TASK TO CARRY OUT: Repeat every entry exactly as given.

DATASET:
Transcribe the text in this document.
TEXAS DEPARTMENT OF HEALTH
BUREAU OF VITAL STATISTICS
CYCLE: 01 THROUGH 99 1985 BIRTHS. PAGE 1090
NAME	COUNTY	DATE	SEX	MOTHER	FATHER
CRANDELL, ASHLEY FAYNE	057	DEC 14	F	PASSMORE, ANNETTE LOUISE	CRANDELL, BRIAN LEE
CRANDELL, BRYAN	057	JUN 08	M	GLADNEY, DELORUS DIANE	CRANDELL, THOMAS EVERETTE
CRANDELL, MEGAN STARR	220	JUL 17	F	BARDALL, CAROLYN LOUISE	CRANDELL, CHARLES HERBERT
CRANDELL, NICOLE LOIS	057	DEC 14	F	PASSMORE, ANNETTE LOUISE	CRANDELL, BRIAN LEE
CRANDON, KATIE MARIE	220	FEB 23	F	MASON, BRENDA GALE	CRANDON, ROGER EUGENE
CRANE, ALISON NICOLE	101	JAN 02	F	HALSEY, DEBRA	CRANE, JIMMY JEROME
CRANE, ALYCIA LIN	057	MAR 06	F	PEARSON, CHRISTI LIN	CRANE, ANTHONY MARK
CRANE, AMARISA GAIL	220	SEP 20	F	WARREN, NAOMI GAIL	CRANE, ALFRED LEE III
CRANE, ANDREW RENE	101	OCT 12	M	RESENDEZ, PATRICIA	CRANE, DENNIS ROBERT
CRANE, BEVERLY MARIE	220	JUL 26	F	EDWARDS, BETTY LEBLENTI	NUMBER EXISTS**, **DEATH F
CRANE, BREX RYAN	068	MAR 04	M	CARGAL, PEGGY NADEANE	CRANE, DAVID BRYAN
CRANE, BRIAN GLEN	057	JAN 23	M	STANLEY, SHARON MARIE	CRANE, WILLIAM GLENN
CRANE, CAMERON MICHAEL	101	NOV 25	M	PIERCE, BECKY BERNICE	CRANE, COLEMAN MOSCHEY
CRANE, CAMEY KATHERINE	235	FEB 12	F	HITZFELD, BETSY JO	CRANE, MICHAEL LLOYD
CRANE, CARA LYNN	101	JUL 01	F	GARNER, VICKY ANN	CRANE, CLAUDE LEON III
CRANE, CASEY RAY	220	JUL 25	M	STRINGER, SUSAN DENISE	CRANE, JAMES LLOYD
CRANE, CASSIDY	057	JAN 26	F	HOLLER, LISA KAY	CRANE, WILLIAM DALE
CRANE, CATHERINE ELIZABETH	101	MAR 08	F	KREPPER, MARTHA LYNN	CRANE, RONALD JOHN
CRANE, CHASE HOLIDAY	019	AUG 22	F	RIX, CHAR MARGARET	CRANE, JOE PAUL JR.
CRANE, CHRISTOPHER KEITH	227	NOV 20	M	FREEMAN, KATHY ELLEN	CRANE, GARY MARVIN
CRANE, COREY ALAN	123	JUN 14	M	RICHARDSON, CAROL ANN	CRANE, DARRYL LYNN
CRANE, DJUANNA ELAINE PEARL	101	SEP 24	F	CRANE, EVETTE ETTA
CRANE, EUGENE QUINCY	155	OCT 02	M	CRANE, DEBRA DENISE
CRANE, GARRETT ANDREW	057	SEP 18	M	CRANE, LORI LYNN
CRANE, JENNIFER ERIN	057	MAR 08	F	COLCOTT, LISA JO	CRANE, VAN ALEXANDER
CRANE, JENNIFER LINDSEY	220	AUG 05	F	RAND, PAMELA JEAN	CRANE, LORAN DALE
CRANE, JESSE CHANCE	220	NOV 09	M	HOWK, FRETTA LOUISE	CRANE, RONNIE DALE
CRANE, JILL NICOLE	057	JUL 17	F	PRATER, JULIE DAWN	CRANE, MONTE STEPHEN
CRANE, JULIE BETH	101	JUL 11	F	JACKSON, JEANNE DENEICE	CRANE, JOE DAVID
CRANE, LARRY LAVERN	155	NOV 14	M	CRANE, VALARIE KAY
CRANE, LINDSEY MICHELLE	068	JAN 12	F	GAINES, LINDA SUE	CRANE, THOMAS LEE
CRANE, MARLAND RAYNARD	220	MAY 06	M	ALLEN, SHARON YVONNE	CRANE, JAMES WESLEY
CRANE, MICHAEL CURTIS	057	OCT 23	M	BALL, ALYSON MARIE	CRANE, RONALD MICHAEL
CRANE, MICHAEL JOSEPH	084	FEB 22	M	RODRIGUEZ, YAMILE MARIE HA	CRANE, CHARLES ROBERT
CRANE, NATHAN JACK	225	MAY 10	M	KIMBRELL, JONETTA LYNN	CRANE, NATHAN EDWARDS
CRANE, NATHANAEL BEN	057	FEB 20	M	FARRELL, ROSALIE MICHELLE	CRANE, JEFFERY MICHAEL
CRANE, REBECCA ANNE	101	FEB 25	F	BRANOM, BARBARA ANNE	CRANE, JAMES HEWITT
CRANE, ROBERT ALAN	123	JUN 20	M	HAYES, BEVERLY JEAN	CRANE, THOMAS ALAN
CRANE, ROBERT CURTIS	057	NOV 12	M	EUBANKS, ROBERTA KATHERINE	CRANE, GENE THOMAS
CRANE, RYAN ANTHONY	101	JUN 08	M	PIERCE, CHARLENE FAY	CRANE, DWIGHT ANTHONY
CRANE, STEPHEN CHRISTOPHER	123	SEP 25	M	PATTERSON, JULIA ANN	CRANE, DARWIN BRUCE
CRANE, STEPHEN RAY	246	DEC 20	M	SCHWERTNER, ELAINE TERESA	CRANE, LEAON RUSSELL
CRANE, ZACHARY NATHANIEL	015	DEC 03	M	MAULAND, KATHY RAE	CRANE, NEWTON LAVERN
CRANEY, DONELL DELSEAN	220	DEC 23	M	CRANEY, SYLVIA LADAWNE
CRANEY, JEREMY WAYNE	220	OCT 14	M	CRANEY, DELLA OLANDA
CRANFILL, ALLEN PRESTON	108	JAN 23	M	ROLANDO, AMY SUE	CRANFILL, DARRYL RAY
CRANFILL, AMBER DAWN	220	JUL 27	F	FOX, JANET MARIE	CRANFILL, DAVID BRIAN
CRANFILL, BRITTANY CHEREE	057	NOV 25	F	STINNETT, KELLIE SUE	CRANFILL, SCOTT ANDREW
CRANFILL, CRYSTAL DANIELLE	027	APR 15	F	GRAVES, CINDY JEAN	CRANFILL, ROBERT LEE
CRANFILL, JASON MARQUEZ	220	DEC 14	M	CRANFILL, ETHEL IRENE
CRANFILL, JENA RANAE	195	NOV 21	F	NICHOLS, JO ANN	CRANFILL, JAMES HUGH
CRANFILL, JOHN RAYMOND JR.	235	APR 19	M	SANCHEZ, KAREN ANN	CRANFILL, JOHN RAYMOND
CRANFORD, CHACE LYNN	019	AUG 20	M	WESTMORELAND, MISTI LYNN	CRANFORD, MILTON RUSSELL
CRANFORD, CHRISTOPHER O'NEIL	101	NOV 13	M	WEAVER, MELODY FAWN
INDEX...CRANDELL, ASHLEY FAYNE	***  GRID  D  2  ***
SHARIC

RESPONSE TO THIS EXERCISE:
Transcribe the text in this document.
TEXAS DEPARTMENT OF HEALTH
BUREAU OF VITAL STATISTICS
CYCLE: 01 THROUGH 99 1985 BIRTHS. PAGE 1090
NAME	COUNTY	DATE	SEX	MOTHER	FATHER
CRANDELL, ASHLEY FAYNE	057	DEC 14	F	PASSMORE, ANNETTE LOUISE	CRANDELL, BRIAN LEE
CRANDELL, BRYAN	057	JUN 08	M	GLADNEY, DELORUS DIANE	CRANDELL, THOMAS EVERETTE
CRANDELL, MEGAN STARR	220	JUL 17	F	BARDALL, CAROLYN LOUISE	CRANDELL, CHARLES HERBERT
CRANDELL, NICOLE LOIS	057	DEC 14	F	PASSMORE, ANNETTE LOUISE	CRANDELL, BRIAN LEE
CRANDON, KATIE MARIE	220	FEB 23	F	MASON, BRENDA GALE	CRANDON, ROGER EUGENE
CRANE, ALISON NICOLE	101	JAN 02	F	HALSEY, DEBRA	CRANE, JIMMY JEROME
CRANE, ALYCIA LIN	057	MAR 06	F	PEARSON, CHRISTI LIN	CRANE, ANTHONY MARK
CRANE, AMARISA GAIL	220	SEP 20	F	WARREN, NAOMI GAIL	CRANE, ALFRED LEE III
CRANE, ANDREW RENE	101	OCT 12	M	RESENDEZ, PATRICIA	CRANE, DENNIS ROBERT
CRANE, BEVERLY MARIE	220	JUL 26	F	EDWARDS, BETTY LEBLENTI	NUMBER EXISTS**, **DEATH F
CRANE, BREX RYAN	068	MAR 04	M	CARGAL, PEGGY NADEANE	CRANE, DAVID BRYAN
CRANE, BRIAN GLEN	057	JAN 23	M	STANLEY, SHARON MARIE	CRANE, WILLIAM GLENN
CRANE, CAMERON MICHAEL	101	NOV 25	M	PIERCE, BECKY BERNICE	CRANE, COLEMAN MOSCHEY
CRANE, CAMEY KATHERINE	235	FEB 12	F	HITZFELD, BETSY JO	CRANE, MICHAEL LLOYD
CRANE, CARA LYNN	101	JUL 01	F	GARNER, VICKY ANN	CRANE, CLAUDE LEON III
CRANE, CASEY RAY	220	JUL 25	M	STRINGER, SUSAN DENISE	CRANE, JAMES LLOYD
CRANE, CASSIDY	057	JAN 26	F	HOLLER, LISA KAY	CRANE, WILLIAM DALE
CRANE, CATHERINE ELIZABETH	101	MAR 08	F	KREPPER, MARTHA LYNN	CRANE, RONALD JOHN
CRANE, CHASE HOLIDAY	019	AUG 22	F	RIX, CHAR MARGARET	CRANE, JOE PAUL JR.
CRANE, CHRISTOPHER KEITH	227	NOV 20	M	FREEMAN, KATHY ELLEN	CRANE, GARY MARVIN
CRANE, COREY ALAN	123	JUN 14	M	RICHARDSON, CAROL ANN	CRANE, DARRYL LYNN
CRANE, DJUANNA ELAINE PEARL	101	SEP 24	F	CRANE, EVETTE ETTA
CRANE, EUGENE QUINCY	155	OCT 02	M	CRANE, DEBRA DENISE
CRANE, GARRETT ANDREW	057	SEP 18	M	CRANE, LORI LYNN
CRANE, JENNIFER ERIN	057	MAR 08	F	COLCOTT, LISA JO	CRANE, VAN ALEXANDER
CRANE, JENNIFER LINDSEY	220	AUG 05	F	RAND, PAMELA JEAN	CRANE, LORAN DALE
CRANE, JESSE CHANCE	220	NOV 09	M	HOWK, FRETTA LOUISE	CRANE, RONNIE DALE
CRANE, JILL NICOLE	057	JUL 17	F	PRATER, JULIE DAWN	CRANE, MONTE STEPHEN
CRANE, JULIE BETH	101	JUL 11	F	JACKSON, JEANNE DENEICE	CRANE, JOE DAVID
CRANE, LARRY LAVERN	155	NOV 14	M	CRANE, VALARIE KAY
CRANE, LINDSEY MICHELLE	068	JAN 12	F	GAINES, LINDA SUE	CRANE, THOMAS LEE
CRANE, MARLAND RAYNARD	220	MAY 06	M	ALLEN, SHARON YVONNE	CRANE, JAMES WESLEY
CRANE, MICHAEL CURTIS	057	OCT 23	M	BALL, ALYSON MARIE	CRANE, RONALD MICHAEL
CRANE, MICHAEL JOSEPH	084	FEB 22	M	RODRIGUEZ, YAMILE MARIE HA	CRANE, CHARLES ROBERT
CRANE, NATHAN JACK	225	MAY 10	M	KIMBRELL, JONETTA LYNN	CRANE, NATHAN EDWARDS
CRANE, NATHANAEL BEN	057	FEB 20	M	FARRELL, ROSALIE MICHELLE	CRANE, JEFFERY MICHAEL
CRANE, REBECCA ANNE	101	FEB 25	F	BRANOM, BARBARA ANNE	CRANE, JAMES HEWITT
CRANE, ROBERT ALAN	123	JUN 20	M	HAYES, BEVERLY JEAN	CRANE, THOMAS ALAN
CRANE, ROBERT CURTIS	057	NOV 12	M	EUBANKS, ROBERTA KATHERINE	CRANE, GENE THOMAS
CRANE, RYAN ANTHONY	101	JUN 08	M	PIERCE, CHARLENE FAY	CRANE, DWIGHT ANTHONY
CRANE, STEPHEN CHRISTOPHER	123	SEP 25	M	PATTERSON, JULIA ANN	CRANE, DARWIN BRUCE
CRANE, STEPHEN RAY	246	DEC 20	M	SCHWERTNER, ELAINE TERESA	CRANE, LEAON RUSSELL
CRANE, ZACHARY NATHANIEL	015	DEC 03	M	MAULAND, KATHY RAE	CRANE, NEWTON LAVERN
CRANEY, DONELL DELSEAN	220	DEC 23	M	CRANEY, SYLVIA LADAWNE
CRANEY, JEREMY WAYNE	220	OCT 14	M	CRANEY, DELLA OLANDA
CRANFILL, ALLEN PRESTON	108	JAN 23	M	ROLANDO, AMY SUE	CRANFILL, DARRYL RAY
CRANFILL, AMBER DAWN	220	JUL 27	F	FOX, JANET MARIE	CRANFILL, DAVID BRIAN
CRANFILL, BRITTANY CHEREE	057	NOV 25	F	STINNETT, KELLIE SUE	CRANFILL, SCOTT ANDREW
CRANFILL, CRYSTAL DANIELLE	027	APR 15	F	GRAVES, CINDY JEAN	CRANFILL, ROBERT LEE
CRANFILL, JASON MARQUEZ	220	DEC 14	M	CRANFILL, ETHEL IRENE
CRANFILL, JENA RANAE	195	NOV 21	F	NICHOLS, JO ANN	CRANFILL, JAMES HUGH
CRANFILL, JOHN RAYMOND JR.	235	APR 19	M	SANCHEZ, KAREN ANN	CRANFILL, JOHN RAYMOND
CRANFORD, CHACE LYNN	019	AUG 20	M	WESTMORELAND, MISTI LYNN	CRANFORD, MILTON RUSSELL
CRANFORD, CHRISTOPHER O'NEIL	101	NOV 13	M	WEAVER, MELODY FAWN
INDEX...CRANDELL, ASHLEY FAYNE	***  GRID  D  2  ***
SHARIC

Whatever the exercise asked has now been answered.